- WHAT THE TASK ASKS -
All the entries need to be quoted exactly, apart from the pictures, which you should drop.

Some records:
————
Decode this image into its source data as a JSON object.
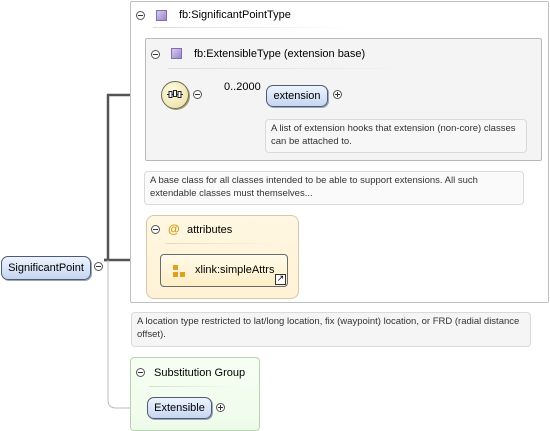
{
  "root_element": {
    "name": "SignificantPoint"
  },
  "significant_point_type": {
    "title": "fb:SignificantPointType",
    "documentation": "A location type restricted to lat/long location, fix (waypoint) location, or FRD (radial distance offset)."
  },
  "extensible_type": {
    "title": "fb:ExtensibleType (extension base)",
    "documentation": "A base class for all classes intended to be able to support extensions. All such extendable classes must themselves..."
  },
  "extension_element": {
    "name": "extension",
    "cardinality": "0..2000",
    "documentation": "A list of extension hooks that extension (non-core) classes can be attached to."
  },
  "attributes_group": {
    "title": "attributes",
    "items": [
      {
        "name": "xlink:simpleAttrs"
      }
    ]
  },
  "substitution_group": {
    "title": "Substitution Group",
    "member": {
      "name": "Extensible"
    }
  },
  "icons": {
    "type": "complex-type-icon",
    "sequence": "sequence-compositor-icon",
    "attribute": "attribute-group-icon",
    "link": "link-arrow-icon"
  }
}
————
- SOLUTION FOR THIS EXERCISE -
Decode this image into its source data as a JSON object.
{
  "root_element": {
    "name": "SignificantPoint"
  },
  "significant_point_type": {
    "title": "fb:SignificantPointType",
    "documentation": "A location type restricted to lat/long location, fix (waypoint) location, or FRD (radial distance offset)."
  },
  "extensible_type": {
    "title": "fb:ExtensibleType (extension base)",
    "documentation": "A base class for all classes intended to be able to support extensions. All such extendable classes must themselves..."
  },
  "extension_element": {
    "name": "extension",
    "cardinality": "0..2000",
    "documentation": "A list of extension hooks that extension (non-core) classes can be attached to."
  },
  "attributes_group": {
    "title": "attributes",
    "items": [
      {
        "name": "xlink:simpleAttrs"
      }
    ]
  },
  "substitution_group": {
    "title": "Substitution Group",
    "member": {
      "name": "Extensible"
    }
  },
  "icons": {
    "type": "complex-type-icon",
    "sequence": "sequence-compositor-icon",
    "attribute": "attribute-group-icon",
    "link": "link-arrow-icon"
  }
}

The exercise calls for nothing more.